▶ Short task:
Reproduce every record below exactly as written, leaving out any pictures.

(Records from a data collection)
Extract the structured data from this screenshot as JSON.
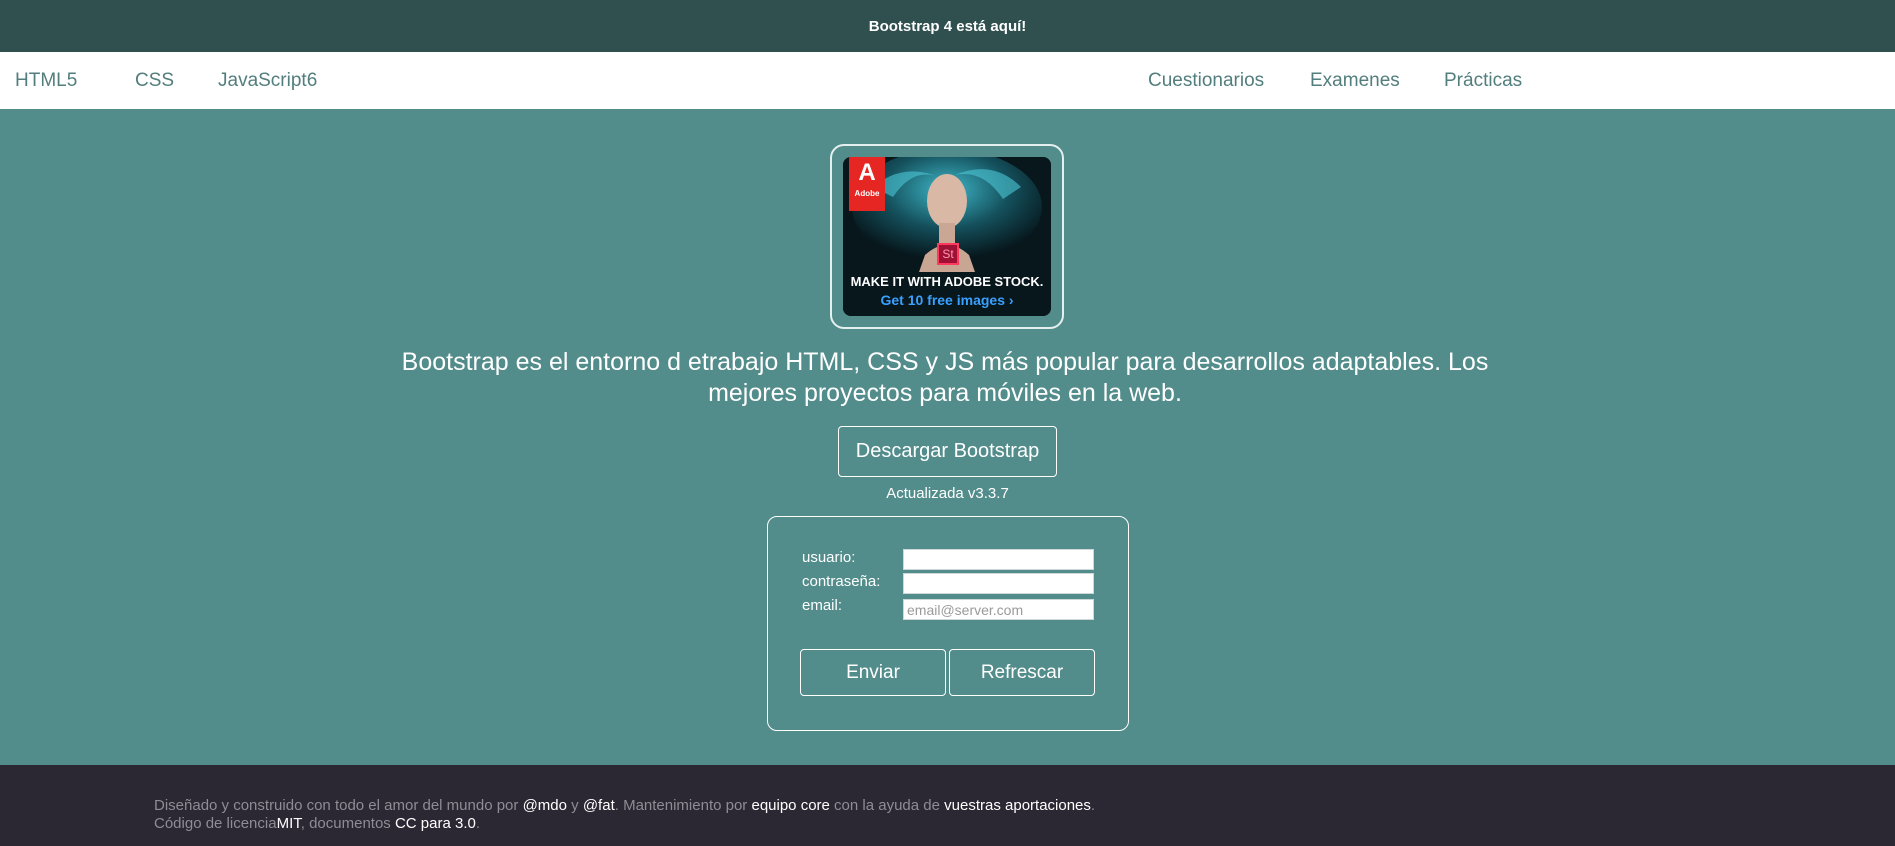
{
  "announcement": "Bootstrap 4 está aquí!",
  "nav": {
    "left": [
      "HTML5",
      "CSS",
      "JavaScript6"
    ],
    "right": [
      "Cuestionarios",
      "Examenes",
      "Prácticas"
    ]
  },
  "ad": {
    "brand": "Adobe",
    "logo_letter": "A",
    "product_badge": "St",
    "headline": "MAKE IT WITH ADOBE STOCK.",
    "cta": "Get 10 free images ›",
    "colors": {
      "brand": "#e62622",
      "cta": "#3aa0ff"
    }
  },
  "hero": {
    "lead": "Bootstrap es el entorno d etrabajo HTML, CSS y JS más popular para desarrollos adaptables. Los mejores proyectos para móviles en la web.",
    "download_label": "Descargar Bootstrap",
    "version": "Actualizada v3.3.7"
  },
  "form": {
    "user_label": "usuario:",
    "user_value": "",
    "password_label": "contraseña:",
    "password_value": "",
    "email_label": "email:",
    "email_value": "",
    "email_placeholder": "email@server.com",
    "submit_label": "Enviar",
    "reset_label": "Refrescar"
  },
  "footer": {
    "line1": {
      "t1": "Diseñado y construido con todo el amor del mundo por ",
      "mdo": "@mdo",
      "t2": " y ",
      "fat": "@fat",
      "t3": ". Mantenimiento por ",
      "team": "equipo core",
      "t4": " con la ayuda de ",
      "contrib": "vuestras aportaciones",
      "t5": "."
    },
    "line2": {
      "t1": "Código de licencia",
      "mit": "MIT",
      "t2": ", documentos ",
      "cc": "CC para 3.0",
      "t3": "."
    }
  },
  "colors": {
    "topbar": "#2f504f",
    "navbar": "#ffffff",
    "nav_link": "#527e7d",
    "background": "#528c8b",
    "footer": "#2b2733"
  }
}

▶ Answer:
Extract the structured data from this screenshot as JSON.
{
  "announcement": "Bootstrap 4 está aquí!",
  "nav": {
    "left": [
      "HTML5",
      "CSS",
      "JavaScript6"
    ],
    "right": [
      "Cuestionarios",
      "Examenes",
      "Prácticas"
    ]
  },
  "ad": {
    "brand": "Adobe",
    "logo_letter": "A",
    "product_badge": "St",
    "headline": "MAKE IT WITH ADOBE STOCK.",
    "cta": "Get 10 free images ›",
    "colors": {
      "brand": "#e62622",
      "cta": "#3aa0ff"
    }
  },
  "hero": {
    "lead": "Bootstrap es el entorno d etrabajo HTML, CSS y JS más popular para desarrollos adaptables. Los mejores proyectos para móviles en la web.",
    "download_label": "Descargar Bootstrap",
    "version": "Actualizada v3.3.7"
  },
  "form": {
    "user_label": "usuario:",
    "user_value": "",
    "password_label": "contraseña:",
    "password_value": "",
    "email_label": "email:",
    "email_value": "",
    "email_placeholder": "email@server.com",
    "submit_label": "Enviar",
    "reset_label": "Refrescar"
  },
  "footer": {
    "line1": {
      "t1": "Diseñado y construido con todo el amor del mundo por ",
      "mdo": "@mdo",
      "t2": " y ",
      "fat": "@fat",
      "t3": ". Mantenimiento por ",
      "team": "equipo core",
      "t4": " con la ayuda de ",
      "contrib": "vuestras aportaciones",
      "t5": "."
    },
    "line2": {
      "t1": "Código de licencia",
      "mit": "MIT",
      "t2": ", documentos ",
      "cc": "CC para 3.0",
      "t3": "."
    }
  },
  "colors": {
    "topbar": "#2f504f",
    "navbar": "#ffffff",
    "nav_link": "#527e7d",
    "background": "#528c8b",
    "footer": "#2b2733"
  }
}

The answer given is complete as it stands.